**Dataset items:**

::::::

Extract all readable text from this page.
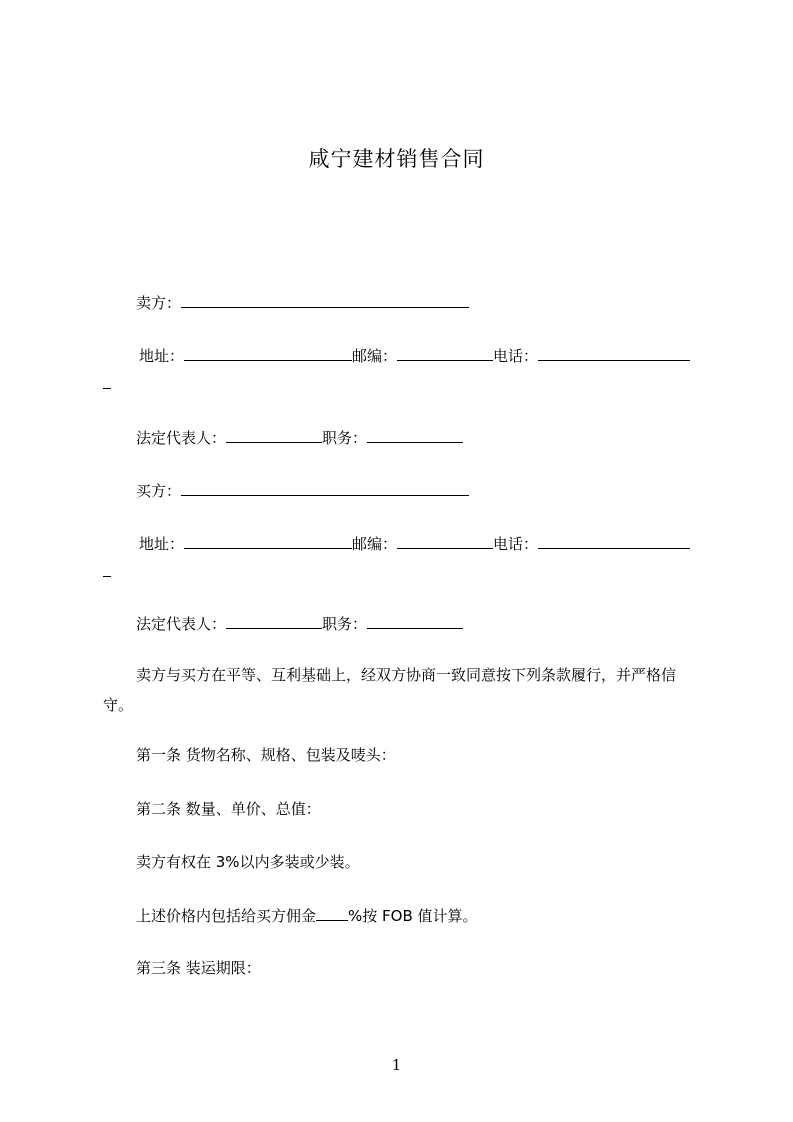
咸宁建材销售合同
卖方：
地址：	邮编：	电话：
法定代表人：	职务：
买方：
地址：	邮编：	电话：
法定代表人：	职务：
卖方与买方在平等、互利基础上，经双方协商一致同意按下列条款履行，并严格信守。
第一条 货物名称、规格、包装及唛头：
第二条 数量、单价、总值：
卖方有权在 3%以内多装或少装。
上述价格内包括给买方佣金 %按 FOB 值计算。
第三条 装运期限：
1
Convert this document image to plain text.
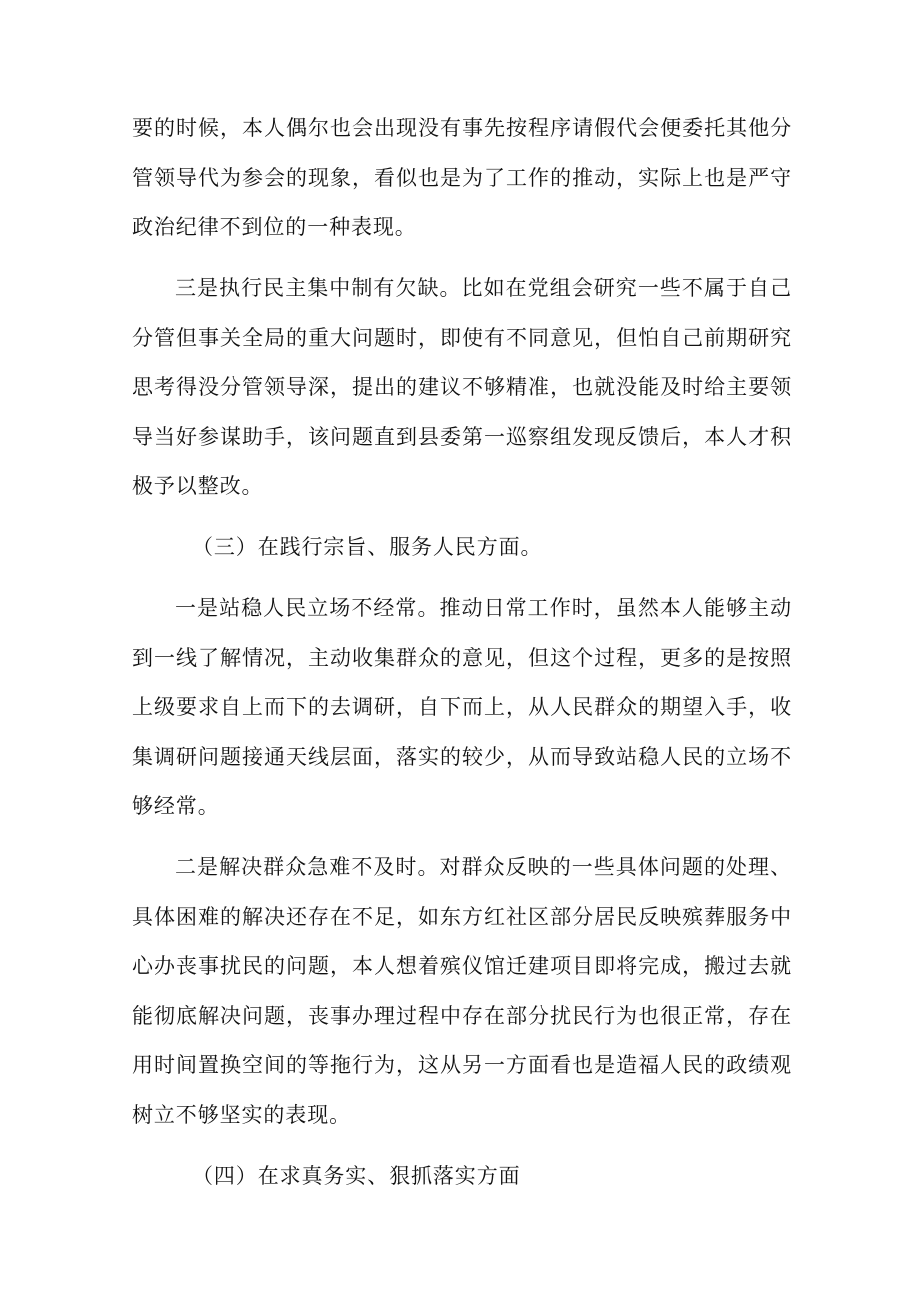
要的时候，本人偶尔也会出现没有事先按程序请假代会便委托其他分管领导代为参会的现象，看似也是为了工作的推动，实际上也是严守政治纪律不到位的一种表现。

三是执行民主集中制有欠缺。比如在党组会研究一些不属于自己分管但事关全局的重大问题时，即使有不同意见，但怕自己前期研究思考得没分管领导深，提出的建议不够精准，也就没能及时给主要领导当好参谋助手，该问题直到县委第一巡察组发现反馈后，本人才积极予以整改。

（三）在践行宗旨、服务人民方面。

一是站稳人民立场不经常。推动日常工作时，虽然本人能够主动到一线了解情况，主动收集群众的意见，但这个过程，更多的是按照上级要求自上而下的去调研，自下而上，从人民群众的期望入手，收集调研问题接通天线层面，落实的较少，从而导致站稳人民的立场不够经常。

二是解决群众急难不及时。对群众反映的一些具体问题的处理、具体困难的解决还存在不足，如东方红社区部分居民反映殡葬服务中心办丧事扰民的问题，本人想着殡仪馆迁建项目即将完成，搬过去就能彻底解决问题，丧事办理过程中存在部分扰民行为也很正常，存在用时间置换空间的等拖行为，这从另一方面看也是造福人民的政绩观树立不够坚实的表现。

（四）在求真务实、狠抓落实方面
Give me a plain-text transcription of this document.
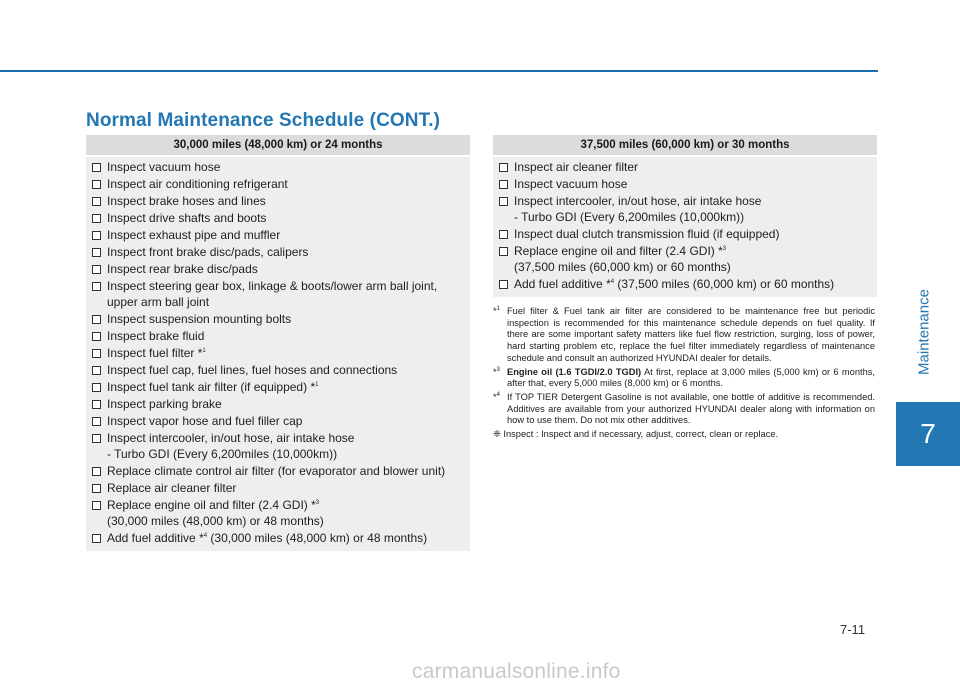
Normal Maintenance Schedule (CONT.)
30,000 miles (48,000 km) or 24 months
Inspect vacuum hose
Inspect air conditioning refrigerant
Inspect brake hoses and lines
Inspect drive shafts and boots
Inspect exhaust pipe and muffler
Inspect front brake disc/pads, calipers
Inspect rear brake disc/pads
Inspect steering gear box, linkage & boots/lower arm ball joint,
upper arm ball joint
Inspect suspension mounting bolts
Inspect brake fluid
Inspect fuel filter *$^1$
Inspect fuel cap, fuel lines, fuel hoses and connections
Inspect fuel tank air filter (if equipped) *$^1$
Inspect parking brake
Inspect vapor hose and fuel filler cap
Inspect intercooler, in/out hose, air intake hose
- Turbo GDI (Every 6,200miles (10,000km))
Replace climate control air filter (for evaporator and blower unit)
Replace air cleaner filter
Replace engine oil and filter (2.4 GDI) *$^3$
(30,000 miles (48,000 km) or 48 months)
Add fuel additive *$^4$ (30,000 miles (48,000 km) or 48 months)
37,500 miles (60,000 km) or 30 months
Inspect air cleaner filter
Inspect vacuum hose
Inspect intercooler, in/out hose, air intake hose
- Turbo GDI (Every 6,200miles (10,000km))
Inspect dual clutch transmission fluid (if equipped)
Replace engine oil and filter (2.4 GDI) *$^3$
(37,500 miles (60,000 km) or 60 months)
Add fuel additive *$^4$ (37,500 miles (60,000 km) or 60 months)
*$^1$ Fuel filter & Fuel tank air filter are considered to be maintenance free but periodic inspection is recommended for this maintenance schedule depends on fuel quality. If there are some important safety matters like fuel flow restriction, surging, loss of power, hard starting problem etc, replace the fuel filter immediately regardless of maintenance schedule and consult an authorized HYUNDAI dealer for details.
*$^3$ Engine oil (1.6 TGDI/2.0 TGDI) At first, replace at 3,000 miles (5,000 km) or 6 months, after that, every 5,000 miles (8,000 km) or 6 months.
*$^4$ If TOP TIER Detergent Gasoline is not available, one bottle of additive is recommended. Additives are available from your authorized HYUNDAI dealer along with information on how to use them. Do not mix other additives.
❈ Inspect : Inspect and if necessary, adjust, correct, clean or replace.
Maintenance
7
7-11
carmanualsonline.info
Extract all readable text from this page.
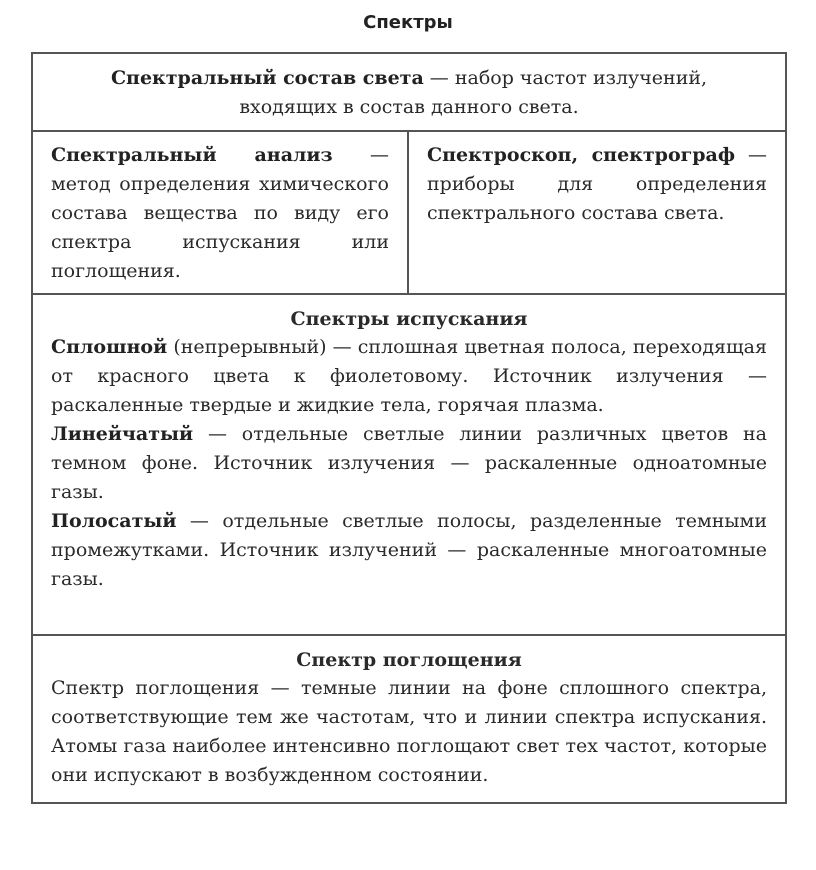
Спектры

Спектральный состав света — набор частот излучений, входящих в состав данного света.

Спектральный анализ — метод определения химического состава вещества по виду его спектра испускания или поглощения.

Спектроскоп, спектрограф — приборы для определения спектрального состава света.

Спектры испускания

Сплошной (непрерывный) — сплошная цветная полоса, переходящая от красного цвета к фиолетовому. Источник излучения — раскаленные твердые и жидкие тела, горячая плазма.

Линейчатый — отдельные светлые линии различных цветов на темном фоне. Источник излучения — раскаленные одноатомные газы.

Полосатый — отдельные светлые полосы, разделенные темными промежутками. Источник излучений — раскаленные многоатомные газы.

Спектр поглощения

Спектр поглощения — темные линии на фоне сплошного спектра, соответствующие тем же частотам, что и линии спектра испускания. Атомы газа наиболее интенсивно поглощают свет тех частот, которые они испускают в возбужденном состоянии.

::::::

**PROMPT:**
Copy every line that includes the string "plain" from the material above.

**TASK RESPONSE:**
Convert this document image to plain text.
Give me a plain-text transcription of this document.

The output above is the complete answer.